The exercise: Copy out every line in the entries below that includes "petool".
## begin Source material
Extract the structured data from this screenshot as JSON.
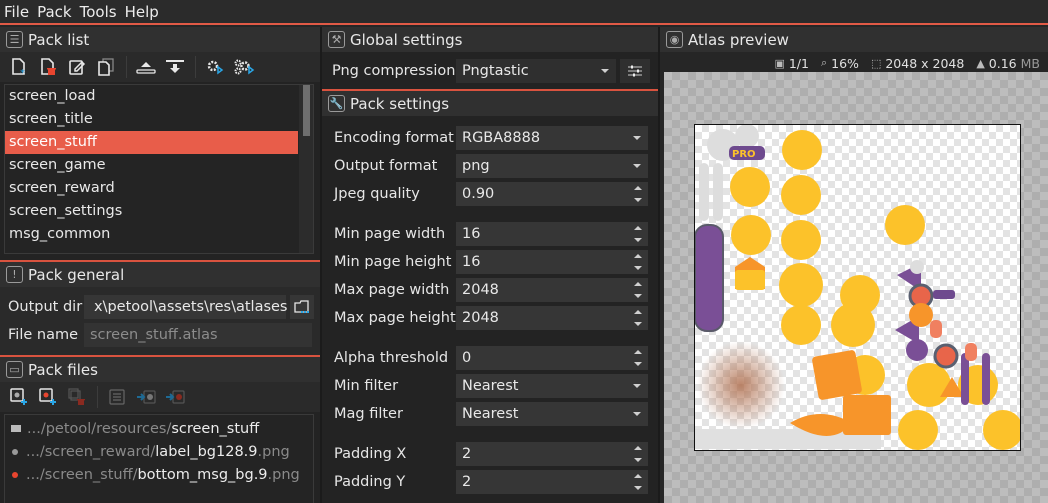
{
  "menu": [
    "File",
    "Pack",
    "Tools",
    "Help"
  ],
  "pack_list": {
    "title": "Pack list",
    "toolbar": [
      "new-pack",
      "delete-pack",
      "rename-pack",
      "duplicate-pack",
      "move-up",
      "move-down",
      "pack-selected",
      "pack-all"
    ],
    "items": [
      "screen_load",
      "screen_title",
      "screen_stuff",
      "screen_game",
      "screen_reward",
      "screen_settings",
      "msg_common"
    ],
    "selected_index": 2
  },
  "pack_general": {
    "title": "Pack general",
    "output_dir_label": "Output dir",
    "output_dir_value": "x\\petool\\assets\\res\\atlases",
    "file_name_label": "File name",
    "file_name_placeholder": "screen_stuff.atlas"
  },
  "pack_files": {
    "title": "Pack files",
    "toolbar": [
      "add-input-file",
      "add-ignore-file",
      "remove-file",
      "file-list",
      "move-to-input",
      "move-to-ignore"
    ],
    "items": [
      {
        "type": "folder",
        "prefix": ".../petool/resources/",
        "name": "screen_stuff",
        "ext": ""
      },
      {
        "type": "input",
        "prefix": ".../screen_reward/",
        "name": "label_bg128.9",
        "ext": ".png"
      },
      {
        "type": "ignore",
        "prefix": ".../screen_stuff/",
        "name": "bottom_msg_bg.9",
        "ext": ".png"
      }
    ]
  },
  "global_settings": {
    "title": "Global settings",
    "png_compression_label": "Png compression",
    "png_compression_value": "Pngtastic"
  },
  "pack_settings": {
    "title": "Pack settings",
    "encoding_format": {
      "label": "Encoding format",
      "value": "RGBA8888"
    },
    "output_format": {
      "label": "Output format",
      "value": "png"
    },
    "jpeg_quality": {
      "label": "Jpeg quality",
      "value": "0.90"
    },
    "min_page_width": {
      "label": "Min page width",
      "value": "16"
    },
    "min_page_height": {
      "label": "Min page height",
      "value": "16"
    },
    "max_page_width": {
      "label": "Max page width",
      "value": "2048"
    },
    "max_page_height": {
      "label": "Max page height",
      "value": "2048"
    },
    "alpha_threshold": {
      "label": "Alpha threshold",
      "value": "0"
    },
    "min_filter": {
      "label": "Min filter",
      "value": "Nearest"
    },
    "mag_filter": {
      "label": "Mag filter",
      "value": "Nearest"
    },
    "padding_x": {
      "label": "Padding X",
      "value": "2"
    },
    "padding_y": {
      "label": "Padding Y",
      "value": "2"
    }
  },
  "atlas_preview": {
    "title": "Atlas preview",
    "page": "1/1",
    "zoom": "16%",
    "size": "2048 x 2048",
    "file_size": "0.16",
    "file_size_unit": "MB"
  },
  "colors": {
    "accent": "#e85d4a",
    "input_dot": "#9a9a9a",
    "ignore_dot": "#e8452f",
    "sprite_yellow": "#fcc22a",
    "sprite_orange": "#f7952a",
    "sprite_purple": "#7a4f96"
  }
}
## end Source material
Result below:
    "output_dir_value": "x\\petool\\assets\\res\\atlases",
        "prefix": ".../petool/resources/",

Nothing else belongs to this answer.